Dataset items
══════

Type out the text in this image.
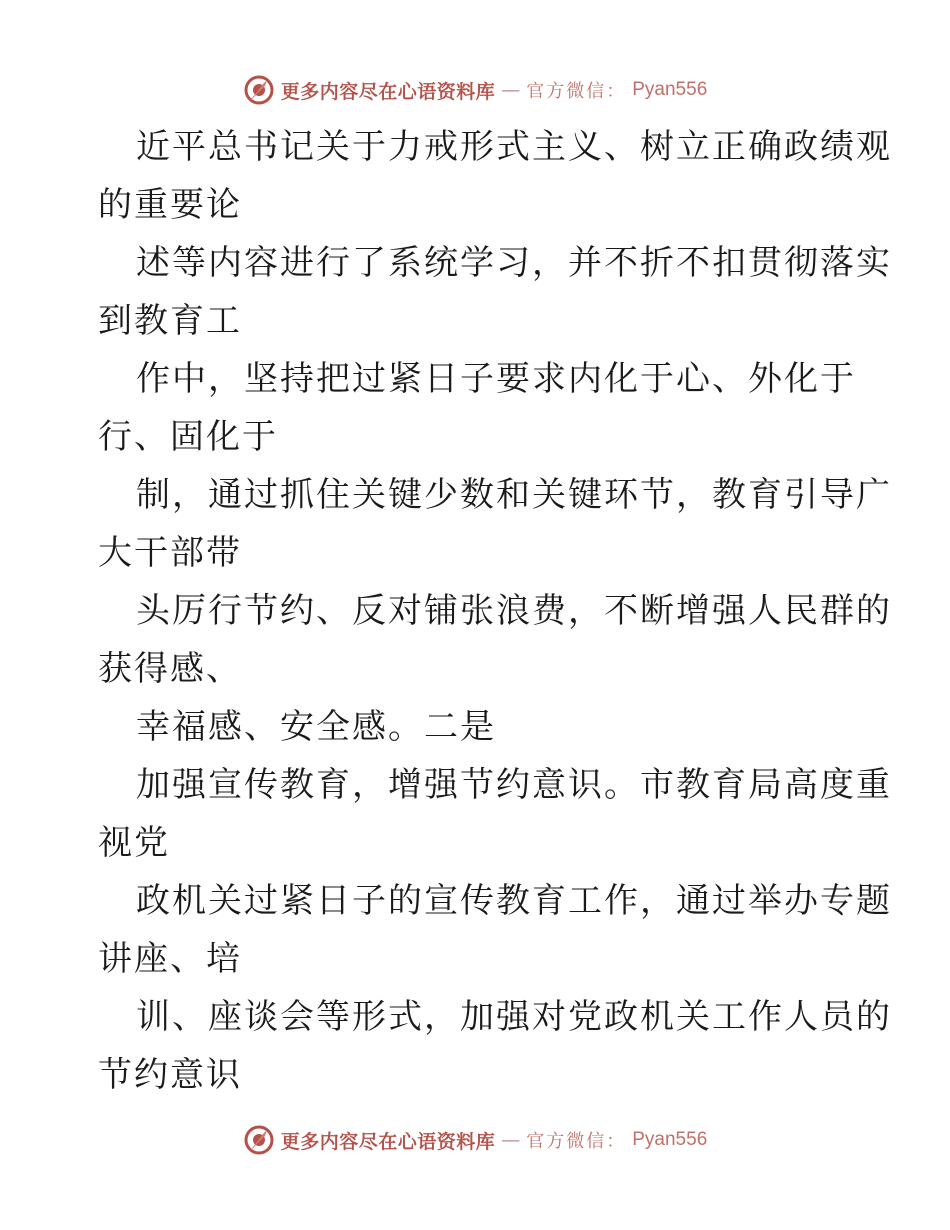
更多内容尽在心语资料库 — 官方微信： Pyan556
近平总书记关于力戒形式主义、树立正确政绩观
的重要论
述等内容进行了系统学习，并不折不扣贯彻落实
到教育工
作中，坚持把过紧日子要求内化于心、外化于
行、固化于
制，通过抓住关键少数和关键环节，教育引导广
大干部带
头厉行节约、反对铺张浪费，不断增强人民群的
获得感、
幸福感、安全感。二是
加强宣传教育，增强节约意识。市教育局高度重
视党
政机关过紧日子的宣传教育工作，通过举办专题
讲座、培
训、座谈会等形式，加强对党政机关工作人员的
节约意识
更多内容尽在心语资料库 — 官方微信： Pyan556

══════

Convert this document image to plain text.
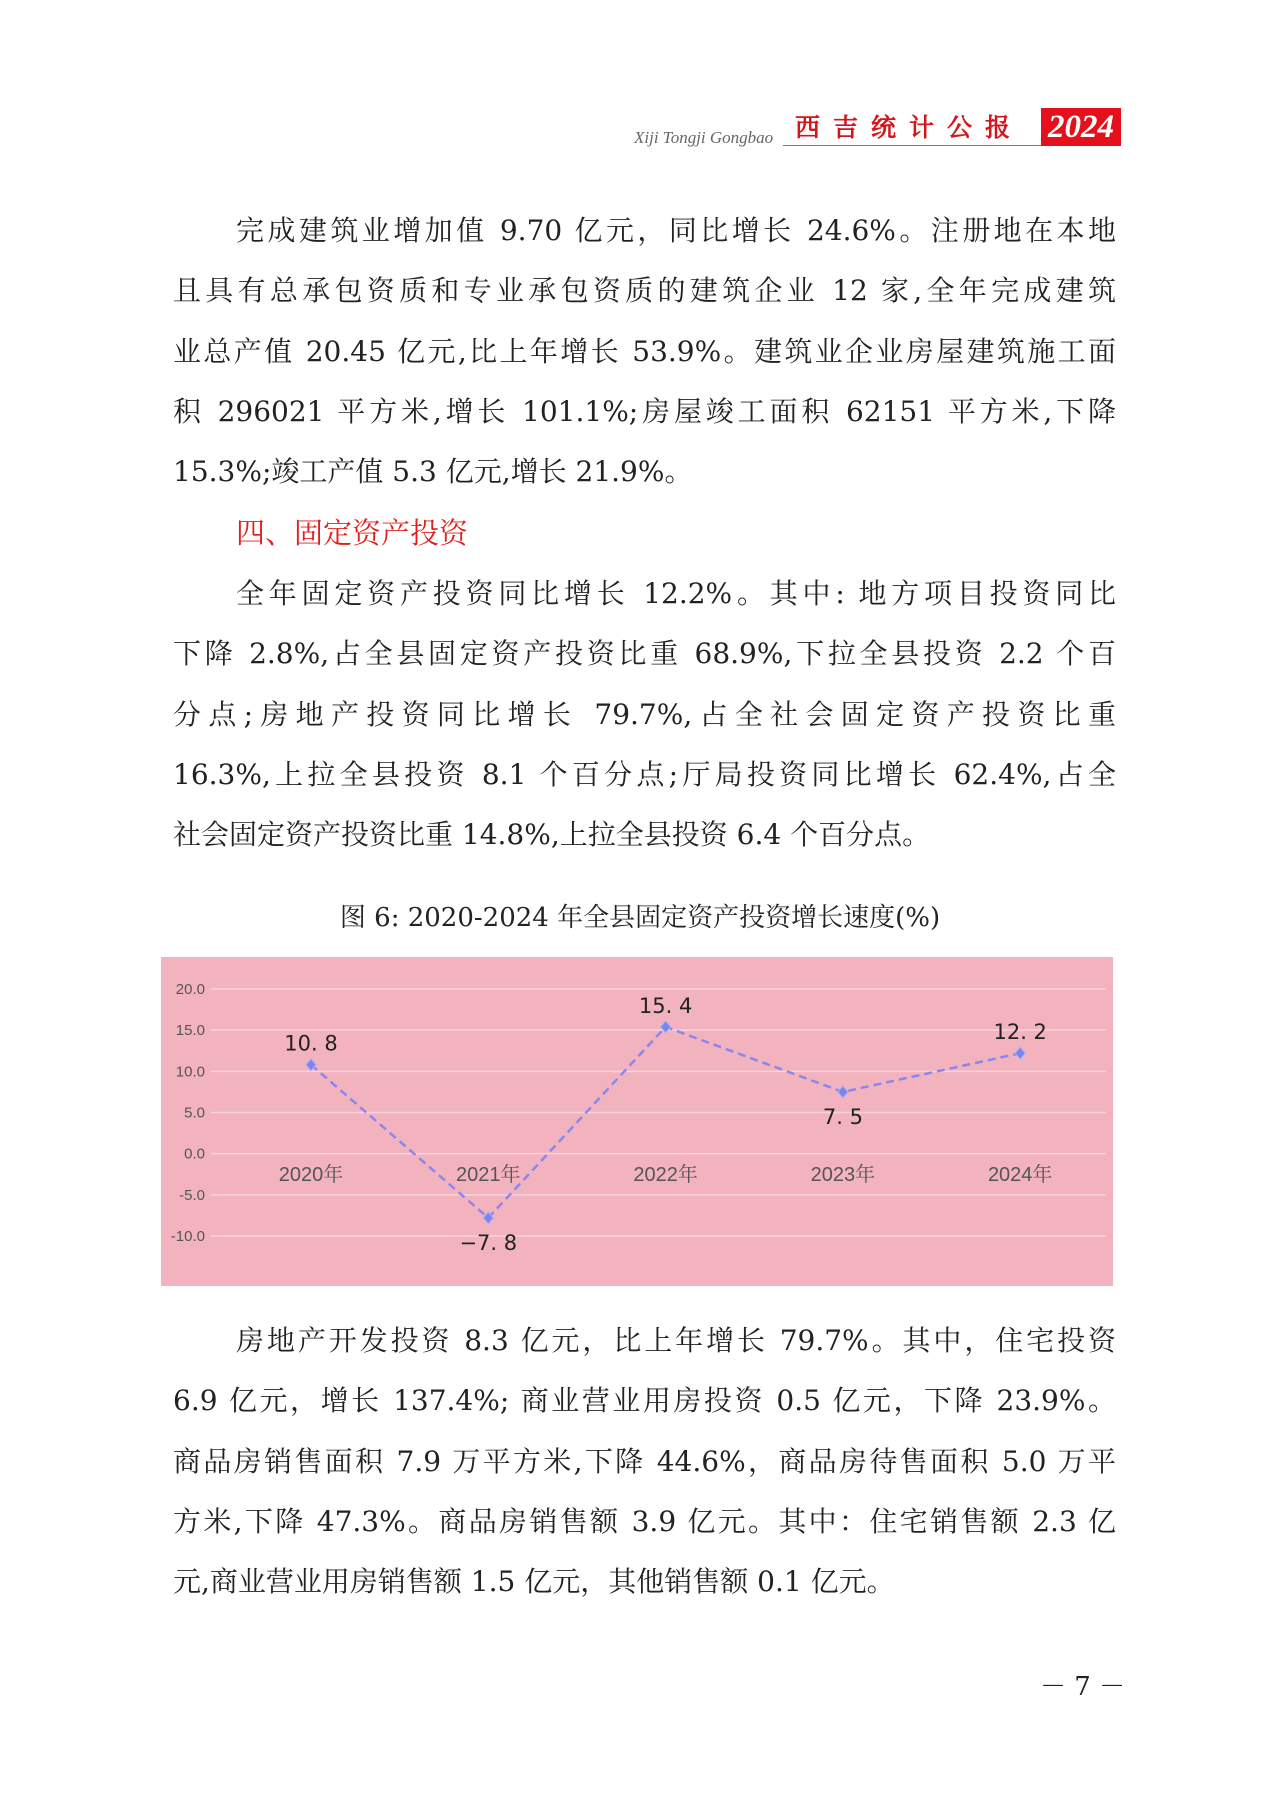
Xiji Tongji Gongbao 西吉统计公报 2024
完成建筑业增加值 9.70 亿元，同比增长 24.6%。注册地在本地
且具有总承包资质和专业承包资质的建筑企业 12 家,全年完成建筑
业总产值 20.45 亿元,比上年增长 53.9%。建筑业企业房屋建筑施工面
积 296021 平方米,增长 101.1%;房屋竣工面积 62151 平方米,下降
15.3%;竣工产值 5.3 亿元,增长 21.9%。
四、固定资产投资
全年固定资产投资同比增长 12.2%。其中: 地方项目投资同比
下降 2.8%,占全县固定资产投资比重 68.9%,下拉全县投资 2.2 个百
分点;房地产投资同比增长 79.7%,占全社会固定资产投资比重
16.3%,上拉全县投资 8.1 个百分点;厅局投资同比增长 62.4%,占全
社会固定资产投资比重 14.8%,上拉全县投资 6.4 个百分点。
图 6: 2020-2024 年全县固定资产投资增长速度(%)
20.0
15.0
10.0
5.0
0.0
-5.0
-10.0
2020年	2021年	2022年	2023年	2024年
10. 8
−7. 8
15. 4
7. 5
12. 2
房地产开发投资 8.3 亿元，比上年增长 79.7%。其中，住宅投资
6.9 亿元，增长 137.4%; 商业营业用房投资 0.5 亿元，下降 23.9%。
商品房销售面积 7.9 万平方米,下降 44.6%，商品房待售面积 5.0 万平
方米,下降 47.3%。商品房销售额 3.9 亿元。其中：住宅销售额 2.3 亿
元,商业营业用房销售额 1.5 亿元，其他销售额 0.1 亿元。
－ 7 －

══════

Count every line of the records that holds "比上年增长". State the number, nothing else.

2